MATERIAL SHOWN
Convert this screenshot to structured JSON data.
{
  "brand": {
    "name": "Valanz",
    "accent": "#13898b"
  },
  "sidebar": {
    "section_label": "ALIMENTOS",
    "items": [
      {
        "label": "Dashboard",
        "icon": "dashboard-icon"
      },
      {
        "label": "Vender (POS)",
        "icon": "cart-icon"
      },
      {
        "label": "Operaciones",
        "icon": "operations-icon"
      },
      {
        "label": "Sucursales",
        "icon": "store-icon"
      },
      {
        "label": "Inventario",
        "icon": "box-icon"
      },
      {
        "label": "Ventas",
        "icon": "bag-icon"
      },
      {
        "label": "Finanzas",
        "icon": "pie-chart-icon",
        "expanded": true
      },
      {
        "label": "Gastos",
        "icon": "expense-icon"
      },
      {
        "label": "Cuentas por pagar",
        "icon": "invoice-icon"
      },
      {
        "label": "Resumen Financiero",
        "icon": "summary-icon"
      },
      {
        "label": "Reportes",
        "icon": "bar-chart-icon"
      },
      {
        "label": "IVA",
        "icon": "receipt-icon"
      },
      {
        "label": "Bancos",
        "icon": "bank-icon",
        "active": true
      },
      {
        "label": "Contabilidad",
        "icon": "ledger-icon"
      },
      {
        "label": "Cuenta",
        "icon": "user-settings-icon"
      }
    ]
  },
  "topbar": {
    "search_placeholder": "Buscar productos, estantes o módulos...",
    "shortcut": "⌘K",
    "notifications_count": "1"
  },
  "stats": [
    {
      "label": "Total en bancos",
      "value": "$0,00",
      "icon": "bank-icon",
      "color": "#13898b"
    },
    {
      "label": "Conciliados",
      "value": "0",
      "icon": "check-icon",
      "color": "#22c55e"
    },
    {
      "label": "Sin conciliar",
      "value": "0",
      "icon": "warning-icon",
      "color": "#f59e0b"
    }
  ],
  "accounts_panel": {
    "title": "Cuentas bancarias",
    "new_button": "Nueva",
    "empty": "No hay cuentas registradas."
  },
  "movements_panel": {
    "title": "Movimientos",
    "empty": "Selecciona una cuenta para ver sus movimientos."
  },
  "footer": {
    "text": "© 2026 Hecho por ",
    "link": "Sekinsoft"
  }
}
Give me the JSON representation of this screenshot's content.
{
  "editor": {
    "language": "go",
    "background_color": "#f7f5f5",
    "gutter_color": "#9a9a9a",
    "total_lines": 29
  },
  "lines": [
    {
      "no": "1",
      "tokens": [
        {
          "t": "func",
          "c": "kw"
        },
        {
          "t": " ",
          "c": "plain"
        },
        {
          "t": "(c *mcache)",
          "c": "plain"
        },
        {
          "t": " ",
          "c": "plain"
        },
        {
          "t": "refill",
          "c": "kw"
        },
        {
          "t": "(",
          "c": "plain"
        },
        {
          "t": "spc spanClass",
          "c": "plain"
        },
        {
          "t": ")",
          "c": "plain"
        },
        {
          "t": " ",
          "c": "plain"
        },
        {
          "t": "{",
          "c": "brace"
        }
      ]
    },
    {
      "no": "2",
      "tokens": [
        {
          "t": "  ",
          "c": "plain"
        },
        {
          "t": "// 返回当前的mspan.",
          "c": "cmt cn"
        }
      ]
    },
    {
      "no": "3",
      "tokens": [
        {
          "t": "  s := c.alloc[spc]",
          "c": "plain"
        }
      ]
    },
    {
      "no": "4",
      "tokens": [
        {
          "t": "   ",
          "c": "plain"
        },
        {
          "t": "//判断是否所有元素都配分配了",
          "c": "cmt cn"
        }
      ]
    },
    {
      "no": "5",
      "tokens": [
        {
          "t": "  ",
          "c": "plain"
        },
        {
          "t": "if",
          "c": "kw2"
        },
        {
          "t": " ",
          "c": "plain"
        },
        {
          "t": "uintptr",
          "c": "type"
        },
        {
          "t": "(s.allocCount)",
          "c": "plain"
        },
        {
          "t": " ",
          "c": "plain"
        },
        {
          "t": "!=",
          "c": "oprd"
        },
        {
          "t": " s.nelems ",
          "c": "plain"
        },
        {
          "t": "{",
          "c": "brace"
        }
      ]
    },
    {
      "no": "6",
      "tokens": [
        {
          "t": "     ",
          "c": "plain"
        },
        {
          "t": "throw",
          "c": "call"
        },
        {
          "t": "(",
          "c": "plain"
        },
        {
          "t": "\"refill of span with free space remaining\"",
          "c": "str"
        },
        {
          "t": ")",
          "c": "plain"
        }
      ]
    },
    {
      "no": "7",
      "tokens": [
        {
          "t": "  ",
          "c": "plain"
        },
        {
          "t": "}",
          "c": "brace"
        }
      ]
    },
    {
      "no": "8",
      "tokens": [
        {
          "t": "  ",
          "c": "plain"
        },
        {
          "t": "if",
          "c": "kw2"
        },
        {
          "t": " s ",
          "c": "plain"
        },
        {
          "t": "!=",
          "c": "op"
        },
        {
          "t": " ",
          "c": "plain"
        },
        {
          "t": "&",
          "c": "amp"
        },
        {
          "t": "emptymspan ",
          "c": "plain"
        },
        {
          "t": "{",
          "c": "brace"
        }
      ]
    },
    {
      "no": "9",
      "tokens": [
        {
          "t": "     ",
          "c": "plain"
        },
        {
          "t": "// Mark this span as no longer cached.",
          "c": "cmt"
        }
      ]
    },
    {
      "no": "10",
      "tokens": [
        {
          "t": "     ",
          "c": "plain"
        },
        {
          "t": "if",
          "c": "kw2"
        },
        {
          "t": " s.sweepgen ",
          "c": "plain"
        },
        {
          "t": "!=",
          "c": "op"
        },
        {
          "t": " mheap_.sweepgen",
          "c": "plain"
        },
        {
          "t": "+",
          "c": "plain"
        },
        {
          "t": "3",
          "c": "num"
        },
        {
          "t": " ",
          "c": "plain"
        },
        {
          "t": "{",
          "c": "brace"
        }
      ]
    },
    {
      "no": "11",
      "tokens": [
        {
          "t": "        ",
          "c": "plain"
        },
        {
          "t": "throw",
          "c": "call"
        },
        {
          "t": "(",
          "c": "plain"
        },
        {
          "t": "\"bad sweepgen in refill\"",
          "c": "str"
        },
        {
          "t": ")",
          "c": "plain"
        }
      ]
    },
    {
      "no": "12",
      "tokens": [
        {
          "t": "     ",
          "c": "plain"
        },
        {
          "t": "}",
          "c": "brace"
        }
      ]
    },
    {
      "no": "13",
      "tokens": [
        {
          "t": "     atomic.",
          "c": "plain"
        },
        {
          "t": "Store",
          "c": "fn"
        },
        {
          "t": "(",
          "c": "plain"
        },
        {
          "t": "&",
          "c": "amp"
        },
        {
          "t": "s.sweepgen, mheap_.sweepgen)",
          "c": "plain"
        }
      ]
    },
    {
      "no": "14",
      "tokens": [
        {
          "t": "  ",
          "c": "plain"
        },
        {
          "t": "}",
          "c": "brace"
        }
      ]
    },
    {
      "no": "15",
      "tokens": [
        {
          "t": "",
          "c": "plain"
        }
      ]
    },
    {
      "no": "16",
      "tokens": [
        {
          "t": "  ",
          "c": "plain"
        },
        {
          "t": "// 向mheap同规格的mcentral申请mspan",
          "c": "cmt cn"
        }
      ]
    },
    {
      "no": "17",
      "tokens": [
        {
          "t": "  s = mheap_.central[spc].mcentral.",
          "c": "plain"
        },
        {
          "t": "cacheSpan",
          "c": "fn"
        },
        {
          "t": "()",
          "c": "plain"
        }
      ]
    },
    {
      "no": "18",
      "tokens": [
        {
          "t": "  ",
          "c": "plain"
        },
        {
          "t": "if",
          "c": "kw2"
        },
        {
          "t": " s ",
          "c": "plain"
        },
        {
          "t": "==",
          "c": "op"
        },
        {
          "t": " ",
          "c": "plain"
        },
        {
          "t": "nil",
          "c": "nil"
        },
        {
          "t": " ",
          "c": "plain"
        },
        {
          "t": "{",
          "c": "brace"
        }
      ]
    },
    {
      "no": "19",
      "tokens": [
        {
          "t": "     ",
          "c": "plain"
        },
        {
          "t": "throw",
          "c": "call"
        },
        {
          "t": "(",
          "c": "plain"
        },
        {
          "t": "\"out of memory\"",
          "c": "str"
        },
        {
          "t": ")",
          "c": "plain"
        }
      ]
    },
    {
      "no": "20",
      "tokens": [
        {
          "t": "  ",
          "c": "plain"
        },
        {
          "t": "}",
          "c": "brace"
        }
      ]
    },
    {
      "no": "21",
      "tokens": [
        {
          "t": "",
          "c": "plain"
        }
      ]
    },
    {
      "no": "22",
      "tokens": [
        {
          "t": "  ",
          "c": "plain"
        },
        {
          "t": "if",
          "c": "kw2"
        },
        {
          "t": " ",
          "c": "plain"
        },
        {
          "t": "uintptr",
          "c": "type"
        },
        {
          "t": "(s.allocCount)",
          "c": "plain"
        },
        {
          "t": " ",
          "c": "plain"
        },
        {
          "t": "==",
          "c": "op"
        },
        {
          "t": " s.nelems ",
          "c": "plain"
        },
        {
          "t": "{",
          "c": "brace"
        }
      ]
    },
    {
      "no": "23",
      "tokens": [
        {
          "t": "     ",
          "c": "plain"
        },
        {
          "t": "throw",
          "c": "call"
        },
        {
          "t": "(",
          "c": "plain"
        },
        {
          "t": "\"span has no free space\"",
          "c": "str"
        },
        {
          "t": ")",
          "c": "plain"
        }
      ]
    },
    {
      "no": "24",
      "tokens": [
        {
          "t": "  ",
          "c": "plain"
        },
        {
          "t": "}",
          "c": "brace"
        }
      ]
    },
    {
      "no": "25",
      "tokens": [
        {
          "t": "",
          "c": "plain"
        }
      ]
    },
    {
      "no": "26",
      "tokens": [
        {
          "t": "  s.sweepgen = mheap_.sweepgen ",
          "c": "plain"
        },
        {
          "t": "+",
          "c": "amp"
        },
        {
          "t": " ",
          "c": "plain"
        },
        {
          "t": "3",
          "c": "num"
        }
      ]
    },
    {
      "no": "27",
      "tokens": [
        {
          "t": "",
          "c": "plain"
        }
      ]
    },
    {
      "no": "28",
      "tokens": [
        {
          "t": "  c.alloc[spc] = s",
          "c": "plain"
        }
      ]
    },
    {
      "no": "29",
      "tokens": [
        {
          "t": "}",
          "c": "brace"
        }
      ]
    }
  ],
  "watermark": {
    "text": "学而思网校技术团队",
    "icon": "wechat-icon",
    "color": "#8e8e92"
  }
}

EXERCISE INSTRUCTIONS
Go through the lines above. Select every one that has the string "chart".

TASK RESPONSE
        "icon": "pie-chart-icon",
        "icon": "bar-chart-icon"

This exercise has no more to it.